Where a line contains the word "icon", copy that line.

○ ○ ○

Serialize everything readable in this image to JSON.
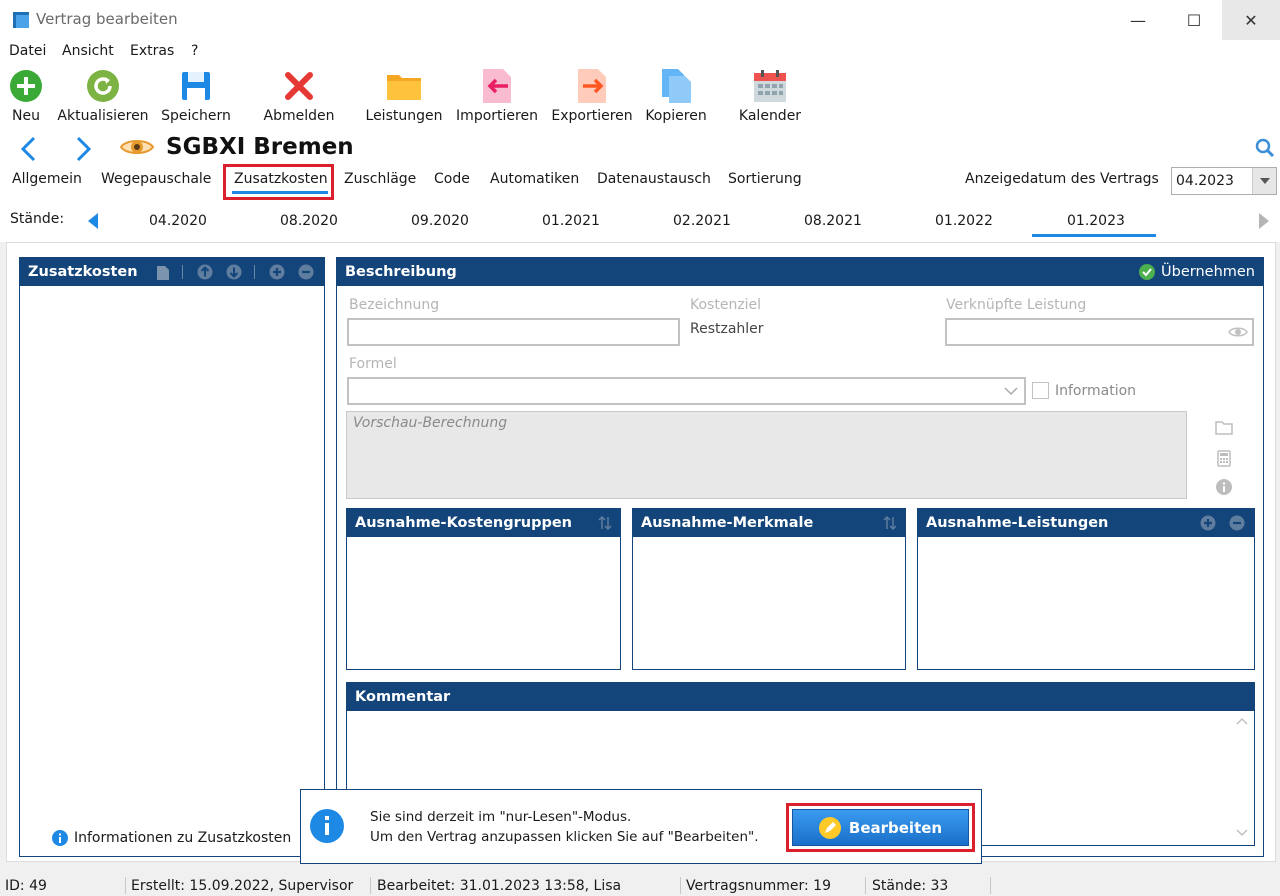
{
  "window": {
    "title": "Vertrag bearbeiten",
    "minimize": "—",
    "maximize": "☐",
    "close": "✕"
  },
  "menu": [
    "Datei",
    "Ansicht",
    "Extras",
    "?"
  ],
  "toolbar": [
    {
      "label": "Neu",
      "icon": "add-icon"
    },
    {
      "label": "Aktualisieren",
      "icon": "refresh-icon"
    },
    {
      "label": "Speichern",
      "icon": "save-icon"
    },
    {
      "label": "Abmelden",
      "icon": "close-red-icon"
    },
    {
      "label": "Leistungen",
      "icon": "folder-icon"
    },
    {
      "label": "Importieren",
      "icon": "import-icon"
    },
    {
      "label": "Exportieren",
      "icon": "export-icon"
    },
    {
      "label": "Kopieren",
      "icon": "copy-icon"
    },
    {
      "label": "Kalender",
      "icon": "calendar-icon"
    }
  ],
  "header": {
    "title": "SGBXI Bremen"
  },
  "tabs": [
    "Allgemein",
    "Wegepauschale",
    "Zusatzkosten",
    "Zuschläge",
    "Code",
    "Automatiken",
    "Datenaustausch",
    "Sortierung"
  ],
  "active_tab": "Zusatzkosten",
  "display_date": {
    "label": "Anzeigedatum des Vertrags",
    "value": "04.2023"
  },
  "versions": {
    "label": "Stände:",
    "items": [
      "04.2020",
      "08.2020",
      "09.2020",
      "01.2021",
      "02.2021",
      "08.2021",
      "01.2022",
      "01.2023"
    ],
    "selected": "01.2023"
  },
  "left_panel": {
    "title": "Zusatzkosten",
    "info_link": "Informationen zu Zusatzkosten"
  },
  "description": {
    "title": "Beschreibung",
    "apply": "Übernehmen",
    "bezeichnung_label": "Bezeichnung",
    "kostenziel_label": "Kostenziel",
    "kostenziel_value": "Restzahler",
    "verknuepfte_label": "Verknüpfte Leistung",
    "formel_label": "Formel",
    "information_label": "Information",
    "preview_placeholder": "Vorschau-Berechnung"
  },
  "sub_panels": [
    "Ausnahme-Kostengruppen",
    "Ausnahme-Merkmale",
    "Ausnahme-Leistungen"
  ],
  "comment": {
    "title": "Kommentar"
  },
  "readonly_notice": {
    "line1": "Sie sind derzeit im \"nur-Lesen\"-Modus.",
    "line2": "Um den Vertrag anzupassen klicken Sie auf \"Bearbeiten\".",
    "button": "Bearbeiten"
  },
  "status": {
    "id": "ID: 49",
    "created": "Erstellt: 15.09.2022, Supervisor",
    "edited": "Bearbeitet: 31.01.2023 13:58, Lisa",
    "contract_no": "Vertragsnummer: 19",
    "versions": "Stände: 33"
  },
  "colors": {
    "panel_header": "#14457a",
    "accent": "#1e88e5",
    "highlight_red": "#d9202c"
  }
}
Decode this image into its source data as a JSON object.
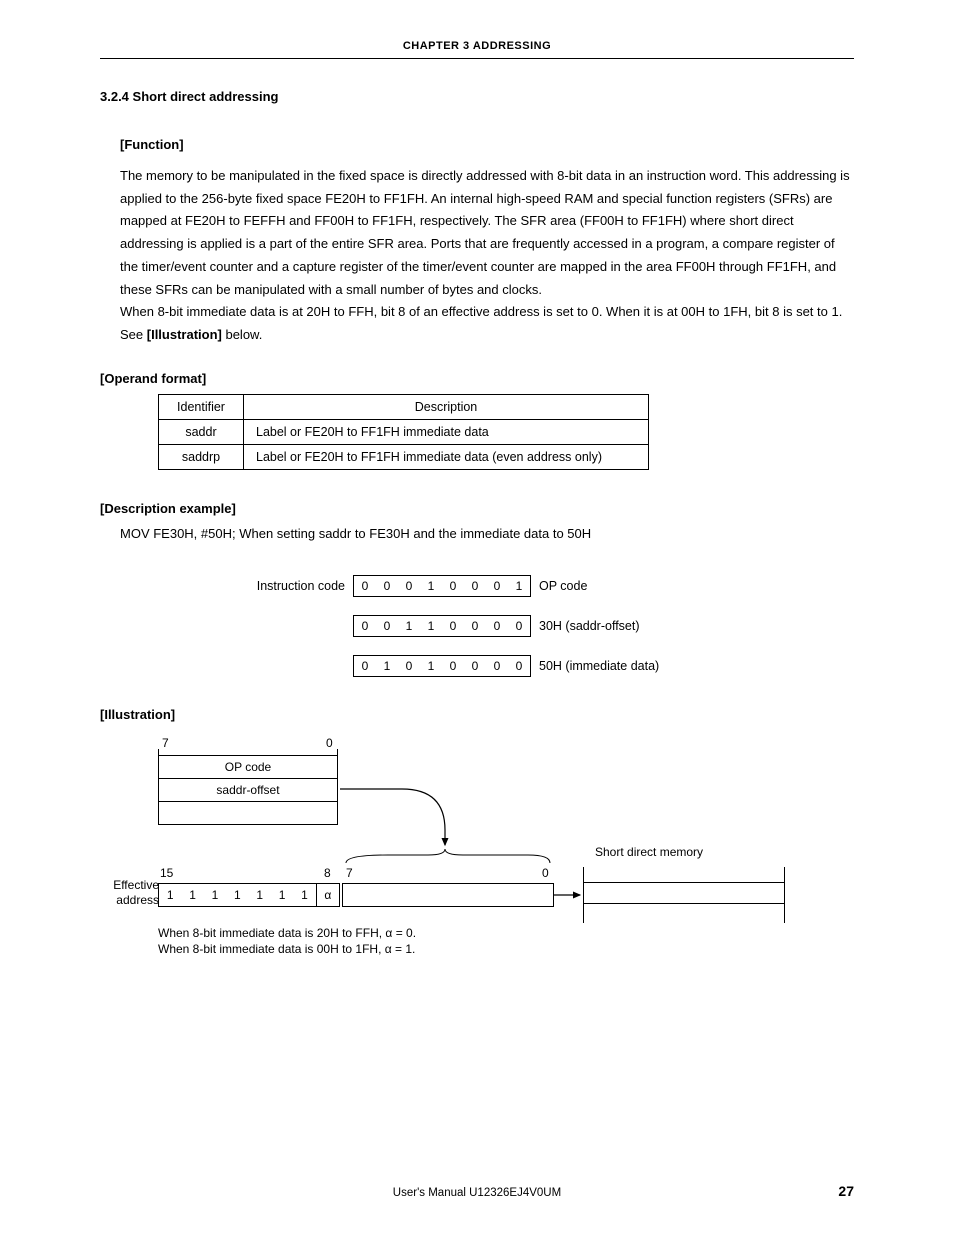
{
  "header": {
    "chapter": "CHAPTER 3   ADDRESSING"
  },
  "section": {
    "number_title": "3.2.4   Short direct addressing",
    "function_label": "[Function]",
    "function_text": "The memory to be manipulated in the fixed space is directly addressed with 8-bit data in an instruction word. This addressing is applied to the 256-byte fixed space FE20H to FF1FH.  An internal high-speed RAM and special function registers (SFRs) are mapped at FE20H to FEFFH and FF00H to FF1FH, respectively. The SFR area (FF00H to FF1FH) where short direct addressing is applied is a part of the entire SFR area.  Ports that are frequently accessed in a program, a compare register of the timer/event counter and a capture register of the timer/event counter are mapped in the area FF00H through FF1FH, and these SFRs can be manipulated with a small number of bytes and clocks.",
    "function_text2": "When 8-bit immediate data is at 20H to FFH, bit 8 of an effective address is set to 0.  When it is at 00H to 1FH, bit 8 is set to 1.  See ",
    "function_illus_ref": "[Illustration]",
    "function_below": " below.",
    "operand_label": "[Operand format]",
    "table": {
      "head_identifier": "Identifier",
      "head_description": "Description",
      "rows": [
        {
          "id": "saddr",
          "desc": "Label or FE20H to FF1FH immediate data"
        },
        {
          "id": "saddrp",
          "desc": "Label or FE20H to FF1FH immediate data (even address only)"
        }
      ]
    },
    "desc_ex_label": "[Description example]",
    "desc_ex_text": "MOV FE30H, #50H; When setting saddr to FE30H and the immediate data to 50H",
    "instruction": {
      "label": "Instruction code",
      "rows": [
        {
          "bits": [
            "0",
            "0",
            "0",
            "1",
            "0",
            "0",
            "0",
            "1"
          ],
          "note": "OP code"
        },
        {
          "bits": [
            "0",
            "0",
            "1",
            "1",
            "0",
            "0",
            "0",
            "0"
          ],
          "note": "30H (saddr-offset)"
        },
        {
          "bits": [
            "0",
            "1",
            "0",
            "1",
            "0",
            "0",
            "0",
            "0"
          ],
          "note": "50H (immediate data)"
        }
      ]
    },
    "illustration_label": "[Illustration]",
    "illustration": {
      "tick7": "7",
      "tick0": "0",
      "opcode_label": "OP code",
      "saddr_offset_label": "saddr-offset",
      "tick15": "15",
      "tick8": "8",
      "tick7b": "7",
      "tick0b": "0",
      "eff_addr_label_line1": "Effective",
      "eff_addr_label_line2": "address",
      "eff_bits": [
        "1",
        "1",
        "1",
        "1",
        "1",
        "1",
        "1"
      ],
      "alpha": "α",
      "short_mem_label": "Short direct memory",
      "footnote1": "When 8-bit immediate data is 20H to FFH, α = 0.",
      "footnote2": "When 8-bit immediate data is 00H to 1FH, α = 1."
    }
  },
  "footer": {
    "manual": "User's Manual  U12326EJ4V0UM",
    "page": "27"
  }
}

○ ○ ○

Task result:
      "icon": "add-icon"
      "icon": "refresh-icon"
      "icon": "save-icon"
      "icon": "close-red-icon"
      "icon": "folder-icon"
      "icon": "import-icon"
      "icon": "export-icon"
      "icon": "copy-icon"
      "icon": "calendar-icon"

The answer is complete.